### Given data
· · ·
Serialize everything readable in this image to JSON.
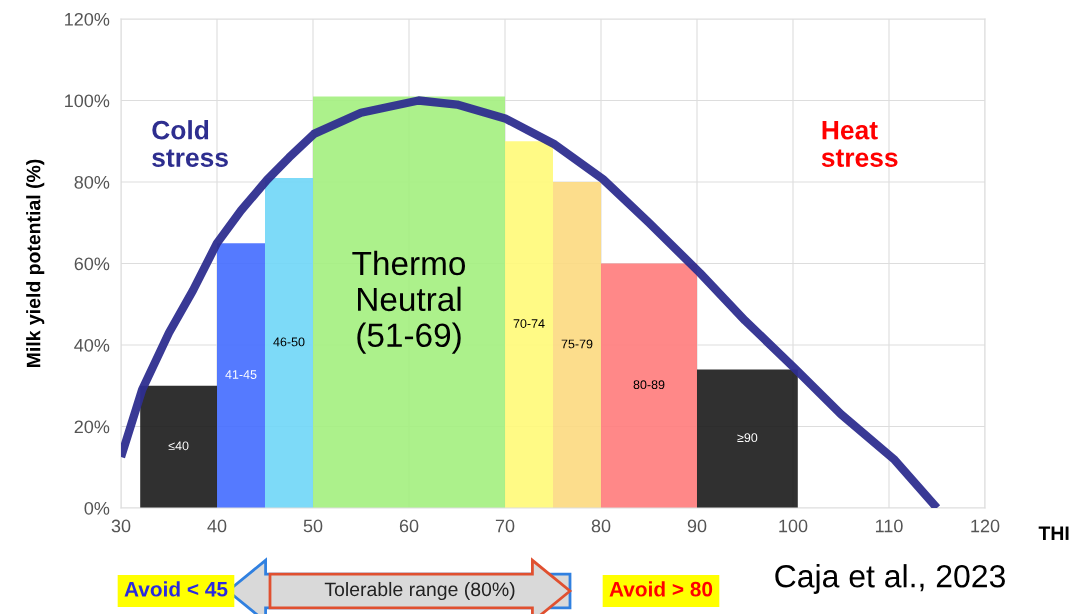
{
  "chart_data": {
    "type": "histogram",
    "ylabel": "Milk yield potential (%)",
    "xlabel": "THI",
    "bins": [
      32,
      40,
      45,
      50,
      70,
      75,
      80,
      90,
      100.5
    ],
    "values": [
      30,
      65,
      81,
      101,
      90,
      80,
      60,
      34
    ],
    "colors": [
      "#1a1a1a",
      "#426bff",
      "#6fd6f7",
      "#a3f07e",
      "#fffa78",
      "#fcd97f",
      "#ff7b7b",
      "#1a1a1a"
    ],
    "value_labels": [
      "≤40",
      "41-45",
      "46-50",
      "Thermo\nNeutral\n(51-69)",
      "70-74",
      "75-79",
      "80-89",
      "≥90"
    ],
    "series": [
      {
        "type": "line",
        "color": "#2e2e8f",
        "x": [
          30,
          32.2,
          35,
          37.5,
          40,
          42.5,
          45.2,
          47.5,
          50.1,
          55,
          61,
          65,
          70.1,
          75.2,
          80.2,
          85,
          90.3,
          95,
          100.3,
          105,
          110.5,
          115
        ],
        "values": [
          12.5,
          29,
          43,
          53.4,
          65,
          73,
          80.5,
          86,
          91.8,
          97,
          100,
          99,
          95.5,
          89.2,
          80.7,
          70,
          57.7,
          46,
          34,
          23,
          12,
          0
        ]
      }
    ],
    "annotations": [
      "Cold\nstress",
      "Heat\nstress",
      "Avoid < 45",
      "Tolerable range (80%)",
      "Avoid > 80",
      "Caja et al., 2023"
    ],
    "xlim": [
      30,
      120
    ],
    "xticks": [
      30,
      40,
      50,
      60,
      70,
      80,
      90,
      100,
      110,
      120
    ],
    "ylim": [
      0,
      120
    ],
    "yticks": [
      {
        "value": 0,
        "label": "0%"
      },
      {
        "value": 20,
        "label": "20%"
      },
      {
        "value": 40,
        "label": "40%"
      },
      {
        "value": 60,
        "label": "60%"
      },
      {
        "value": 80,
        "label": "80%"
      },
      {
        "value": 100,
        "label": "100%"
      },
      {
        "value": 120,
        "label": "120%"
      }
    ],
    "grid": true
  }
}
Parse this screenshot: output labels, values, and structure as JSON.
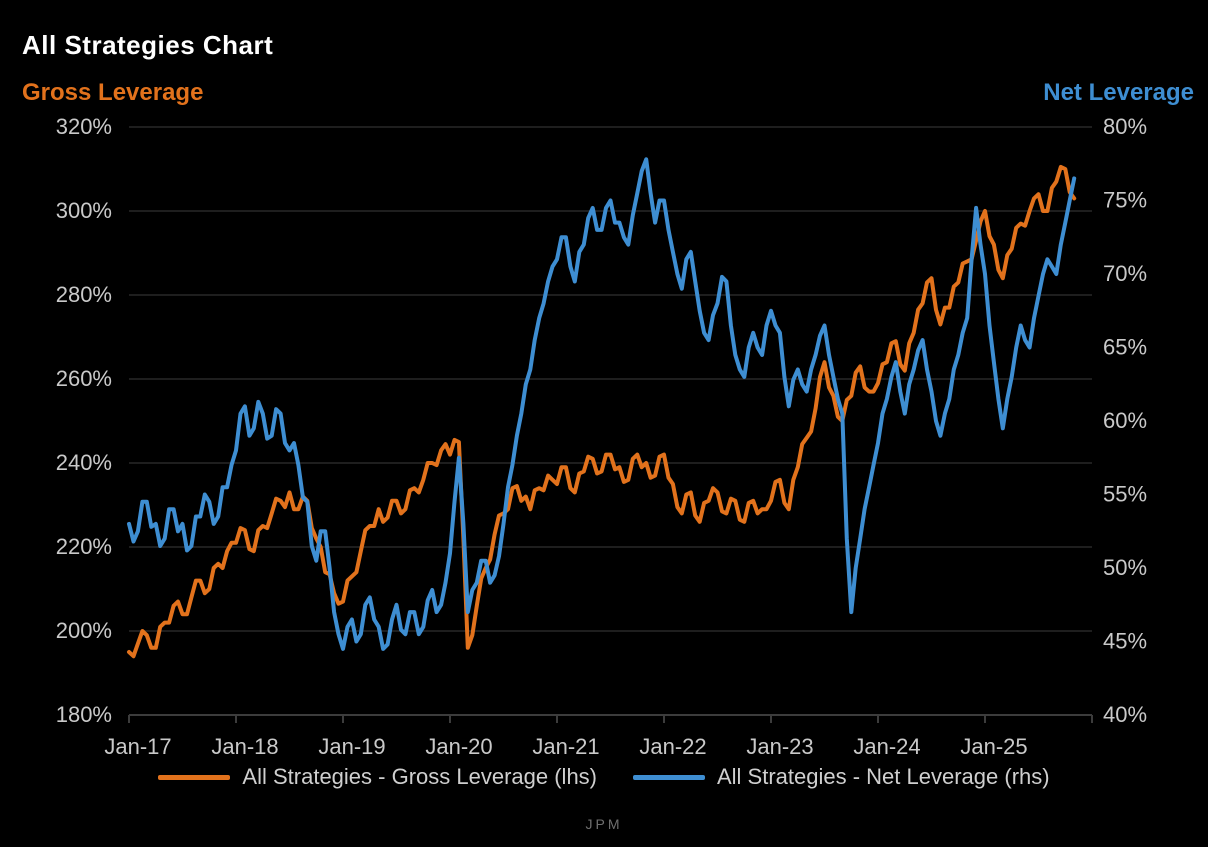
{
  "title": "All Strategies Chart",
  "left_axis_title": "Gross Leverage",
  "right_axis_title": "Net Leverage",
  "watermark": "JPM",
  "colors": {
    "background": "#000000",
    "gross_line": "#E2721C",
    "net_line": "#3E8ED2",
    "title_text": "#FFFFFF",
    "tick_label": "#C9C9C9",
    "gridline": "#1E1E1E",
    "axis_line": "#3C3C3C",
    "legend_text": "#CFCFCF",
    "watermark_text": "#6F6F6F"
  },
  "chart_data": {
    "type": "line",
    "title": "All Strategies Chart",
    "xlabel": "",
    "ylabel_left": "Gross Leverage",
    "ylabel_right": "Net Leverage",
    "grid": true,
    "legend_position": "bottom-center",
    "x_start": "Jan-17",
    "x_end": "Nov-25",
    "points_per_month": 2,
    "x_tick_labels": [
      "Jan-17",
      "Jan-18",
      "Jan-19",
      "Jan-20",
      "Jan-21",
      "Jan-22",
      "Jan-23",
      "Jan-24",
      "Jan-25"
    ],
    "left_axis": {
      "min": 180,
      "max": 320,
      "step": 20,
      "tick_labels": [
        "320%",
        "300%",
        "280%",
        "260%",
        "240%",
        "220%",
        "200%",
        "180%"
      ]
    },
    "right_axis": {
      "min": 40,
      "max": 80,
      "step": 5,
      "tick_labels": [
        "80%",
        "75%",
        "70%",
        "65%",
        "60%",
        "55%",
        "50%",
        "45%",
        "40%"
      ]
    },
    "series": [
      {
        "name": "All Strategies - Gross Leverage (lhs)",
        "axis": "left",
        "color": "#E2721C",
        "values": [
          195,
          194,
          197,
          200,
          199,
          196,
          196,
          201,
          202,
          202,
          206,
          207,
          204,
          204,
          208,
          212,
          212,
          209,
          210,
          215,
          216,
          215,
          219,
          221,
          221,
          224.5,
          224,
          219.5,
          219,
          224,
          225,
          224.5,
          228,
          231.5,
          231,
          229.5,
          233,
          229,
          229,
          232,
          231,
          224.5,
          222,
          220,
          214,
          213.5,
          209,
          206.5,
          207,
          212,
          213,
          214,
          219,
          224,
          225,
          225,
          229,
          226,
          227,
          231,
          231,
          228,
          229,
          233.5,
          234,
          233,
          236,
          240,
          240,
          239.5,
          243,
          244.5,
          242,
          245.5,
          245,
          222,
          196,
          199,
          206,
          212.5,
          215,
          217,
          223,
          227.5,
          228,
          229,
          234,
          234.5,
          231,
          232,
          229,
          233.5,
          234,
          233.5,
          237,
          236,
          235,
          239,
          239,
          234,
          233,
          237.5,
          238,
          241.5,
          241,
          237.5,
          238,
          242,
          242,
          238.5,
          239,
          235.5,
          236,
          241,
          242,
          239,
          240,
          236.5,
          237,
          241.5,
          242,
          236.5,
          235,
          229.5,
          228,
          232.5,
          233,
          227.5,
          226,
          230.5,
          231,
          234,
          233,
          228.5,
          228,
          231.5,
          231,
          226.5,
          226,
          230.5,
          231,
          228,
          229,
          229,
          231,
          235.5,
          236,
          230.5,
          229,
          236,
          239,
          244.5,
          246,
          247.5,
          253,
          260.5,
          264,
          258,
          256,
          251,
          250,
          255,
          256,
          261.5,
          263,
          258,
          257,
          257,
          259,
          263.5,
          264,
          268.5,
          269,
          263.5,
          262,
          268.5,
          271,
          276.5,
          278,
          283,
          284,
          276.5,
          273,
          277,
          277,
          282,
          283,
          287.5,
          288,
          288.5,
          293,
          297.5,
          300,
          294,
          292,
          286,
          284,
          289.5,
          291,
          296,
          297,
          296.5,
          300,
          303,
          304,
          300,
          300,
          305.5,
          307,
          310.5,
          310,
          304.5,
          303
        ]
      },
      {
        "name": "All Strategies - Net Leverage (rhs)",
        "axis": "right",
        "color": "#3E8ED2",
        "values": [
          53,
          51.8,
          52.5,
          54.5,
          54.5,
          52.8,
          53,
          51.5,
          52,
          54,
          54,
          52.5,
          53,
          51.2,
          51.5,
          53.5,
          53.5,
          55,
          54.5,
          53,
          53.5,
          55.5,
          55.5,
          57,
          58,
          60.5,
          61,
          59,
          59.5,
          61.3,
          60.5,
          58.8,
          59,
          60.8,
          60.5,
          58.5,
          58,
          58.5,
          57,
          54.8,
          54.5,
          51.5,
          50.5,
          52.5,
          52.5,
          50,
          47,
          45.5,
          44.5,
          46,
          46.5,
          45,
          45.5,
          47.5,
          48,
          46.5,
          46,
          44.5,
          44.8,
          46.5,
          47.5,
          45.8,
          45.5,
          47,
          47,
          45.5,
          46,
          47.8,
          48.5,
          47,
          47.5,
          49,
          51,
          54.5,
          57.5,
          53,
          47,
          48.5,
          49,
          50.5,
          50.5,
          49,
          49.5,
          50.8,
          53,
          55.5,
          57,
          59,
          60.5,
          62.5,
          63.5,
          65.5,
          67,
          68,
          69.5,
          70.5,
          71,
          72.5,
          72.5,
          70.5,
          69.5,
          71.5,
          72,
          73.8,
          74.5,
          73,
          73,
          74.5,
          75,
          73.5,
          73.5,
          72.5,
          72,
          74,
          75.5,
          77,
          77.8,
          75.5,
          73.5,
          75,
          75,
          73,
          71.5,
          70,
          69,
          71,
          71.5,
          69.5,
          67.5,
          66,
          65.5,
          67.2,
          68,
          69.8,
          69.5,
          66.5,
          64.5,
          63.5,
          63,
          65,
          66,
          65,
          64.5,
          66.5,
          67.5,
          66.5,
          66,
          63,
          61,
          62.8,
          63.5,
          62.5,
          62,
          63.5,
          64.5,
          65.8,
          66.5,
          64.5,
          63,
          61.5,
          60.5,
          52,
          47,
          50,
          52,
          54,
          55.5,
          57,
          58.5,
          60.5,
          61.5,
          63,
          64,
          62,
          60.5,
          62.5,
          63.5,
          64.8,
          65.5,
          63.5,
          62,
          60,
          59,
          60.5,
          61.5,
          63.5,
          64.5,
          66,
          67,
          71,
          74.5,
          72,
          70,
          66.5,
          64,
          61.5,
          59.5,
          61.5,
          63,
          65,
          66.5,
          65.5,
          65,
          67,
          68.5,
          70,
          71,
          70.5,
          70,
          72,
          73.5,
          75,
          76.5
        ]
      }
    ],
    "legend": [
      {
        "label": "All Strategies - Gross Leverage (lhs)",
        "color": "#E2721C"
      },
      {
        "label": "All Strategies - Net Leverage (rhs)",
        "color": "#3E8ED2"
      }
    ]
  }
}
· · ·
### Short exercise
Find every line that has "Strategies" in it, then return those lines.

### Answer in full
  "title": "All Strategies Chart",
    "title": "All Strategies Chart",
        "name": "All Strategies - Gross Leverage (lhs)",
        "name": "All Strategies - Net Leverage (rhs)",
        "label": "All Strategies - Gross Leverage (lhs)",
        "label": "All Strategies - Net Leverage (rhs)",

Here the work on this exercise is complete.